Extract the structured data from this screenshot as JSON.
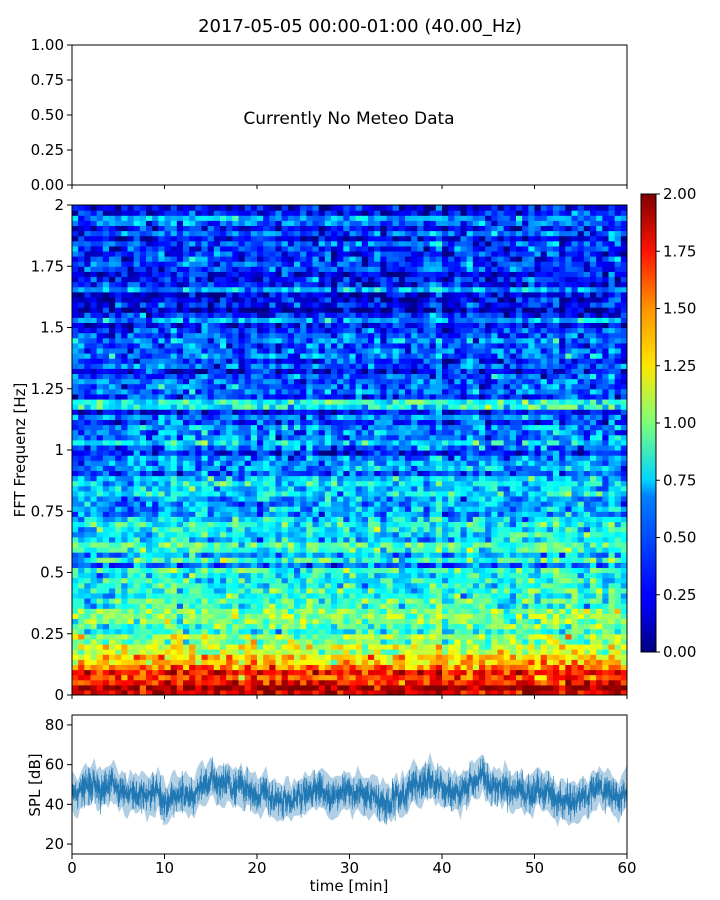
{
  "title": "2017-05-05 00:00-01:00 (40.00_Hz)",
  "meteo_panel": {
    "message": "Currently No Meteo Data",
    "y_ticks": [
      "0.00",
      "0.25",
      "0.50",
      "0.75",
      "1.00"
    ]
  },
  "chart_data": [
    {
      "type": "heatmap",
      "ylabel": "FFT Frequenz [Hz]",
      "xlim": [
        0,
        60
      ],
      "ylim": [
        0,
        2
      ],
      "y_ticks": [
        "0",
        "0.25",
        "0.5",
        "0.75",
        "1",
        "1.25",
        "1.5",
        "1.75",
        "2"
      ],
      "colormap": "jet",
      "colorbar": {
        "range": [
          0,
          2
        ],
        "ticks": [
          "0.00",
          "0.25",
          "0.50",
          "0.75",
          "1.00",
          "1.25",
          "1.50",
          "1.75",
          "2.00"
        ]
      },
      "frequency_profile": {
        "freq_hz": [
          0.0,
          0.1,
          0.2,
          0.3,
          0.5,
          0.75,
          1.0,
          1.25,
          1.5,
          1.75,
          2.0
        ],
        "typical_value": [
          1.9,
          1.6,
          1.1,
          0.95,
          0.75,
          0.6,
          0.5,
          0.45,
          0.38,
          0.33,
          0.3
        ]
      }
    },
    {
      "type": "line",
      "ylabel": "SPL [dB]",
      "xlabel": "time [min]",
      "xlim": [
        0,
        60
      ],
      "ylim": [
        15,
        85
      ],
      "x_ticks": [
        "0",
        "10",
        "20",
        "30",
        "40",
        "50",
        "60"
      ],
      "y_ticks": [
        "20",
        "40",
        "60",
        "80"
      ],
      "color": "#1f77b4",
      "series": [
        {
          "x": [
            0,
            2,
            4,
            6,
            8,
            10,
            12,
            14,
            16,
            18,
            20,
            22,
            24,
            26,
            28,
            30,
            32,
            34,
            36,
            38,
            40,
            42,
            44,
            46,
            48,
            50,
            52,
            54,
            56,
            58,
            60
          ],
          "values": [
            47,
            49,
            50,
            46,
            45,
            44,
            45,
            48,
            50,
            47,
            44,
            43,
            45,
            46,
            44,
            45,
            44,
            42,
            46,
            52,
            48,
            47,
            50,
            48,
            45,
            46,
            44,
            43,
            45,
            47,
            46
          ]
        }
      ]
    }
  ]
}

—————

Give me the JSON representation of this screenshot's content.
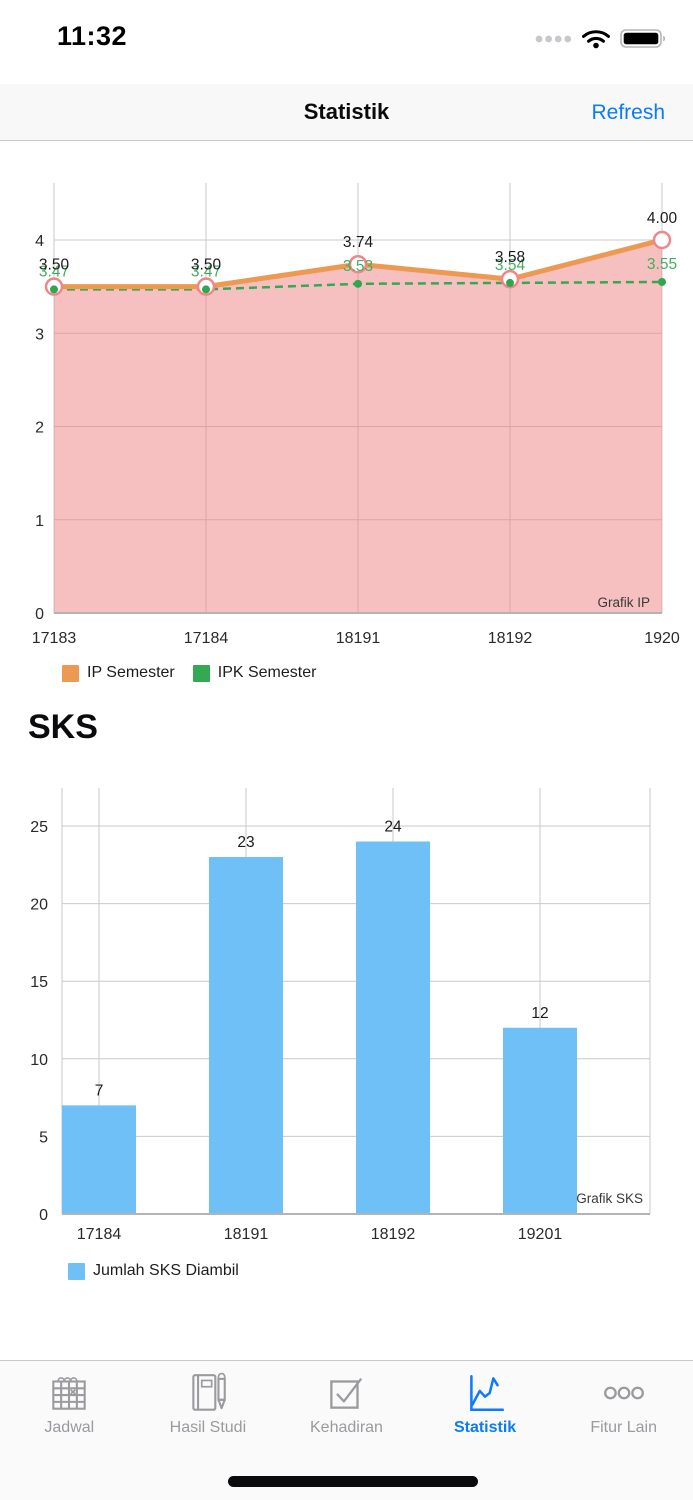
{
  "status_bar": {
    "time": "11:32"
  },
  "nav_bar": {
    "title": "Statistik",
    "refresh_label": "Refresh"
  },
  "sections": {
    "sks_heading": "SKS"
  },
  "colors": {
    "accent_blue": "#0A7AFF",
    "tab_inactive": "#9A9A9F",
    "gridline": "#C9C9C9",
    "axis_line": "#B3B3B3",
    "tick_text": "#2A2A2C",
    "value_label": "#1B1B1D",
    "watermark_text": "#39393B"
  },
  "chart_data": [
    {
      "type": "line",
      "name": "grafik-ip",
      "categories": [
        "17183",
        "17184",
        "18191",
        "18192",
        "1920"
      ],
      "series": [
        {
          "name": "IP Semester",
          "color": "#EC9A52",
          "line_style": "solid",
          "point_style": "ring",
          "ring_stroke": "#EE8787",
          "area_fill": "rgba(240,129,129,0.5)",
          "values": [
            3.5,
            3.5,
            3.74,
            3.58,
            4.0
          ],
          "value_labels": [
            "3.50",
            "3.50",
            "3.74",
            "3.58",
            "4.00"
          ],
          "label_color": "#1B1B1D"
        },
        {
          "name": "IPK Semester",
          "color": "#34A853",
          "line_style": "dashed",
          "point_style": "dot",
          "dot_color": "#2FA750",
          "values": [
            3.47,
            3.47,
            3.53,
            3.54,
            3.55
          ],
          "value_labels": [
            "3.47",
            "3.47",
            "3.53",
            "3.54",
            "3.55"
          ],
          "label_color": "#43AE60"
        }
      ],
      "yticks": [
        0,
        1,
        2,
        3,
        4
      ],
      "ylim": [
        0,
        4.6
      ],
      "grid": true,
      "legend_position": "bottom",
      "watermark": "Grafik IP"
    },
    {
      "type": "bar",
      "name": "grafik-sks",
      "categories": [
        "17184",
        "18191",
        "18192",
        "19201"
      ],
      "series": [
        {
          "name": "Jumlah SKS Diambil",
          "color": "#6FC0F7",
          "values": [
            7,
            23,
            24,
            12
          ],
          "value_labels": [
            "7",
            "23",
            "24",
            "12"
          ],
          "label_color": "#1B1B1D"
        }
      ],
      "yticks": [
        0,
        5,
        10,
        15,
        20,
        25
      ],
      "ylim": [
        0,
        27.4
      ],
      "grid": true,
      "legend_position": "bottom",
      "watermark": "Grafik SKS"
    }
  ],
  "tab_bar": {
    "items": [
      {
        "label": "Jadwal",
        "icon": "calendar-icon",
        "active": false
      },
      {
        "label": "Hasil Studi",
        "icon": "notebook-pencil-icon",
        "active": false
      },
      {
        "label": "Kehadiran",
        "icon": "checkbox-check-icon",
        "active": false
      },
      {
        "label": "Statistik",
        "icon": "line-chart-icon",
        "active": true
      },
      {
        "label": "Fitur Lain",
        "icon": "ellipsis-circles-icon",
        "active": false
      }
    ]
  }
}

—————

Of the lines in this data, how many contain "icon"? Reply with only the number.

5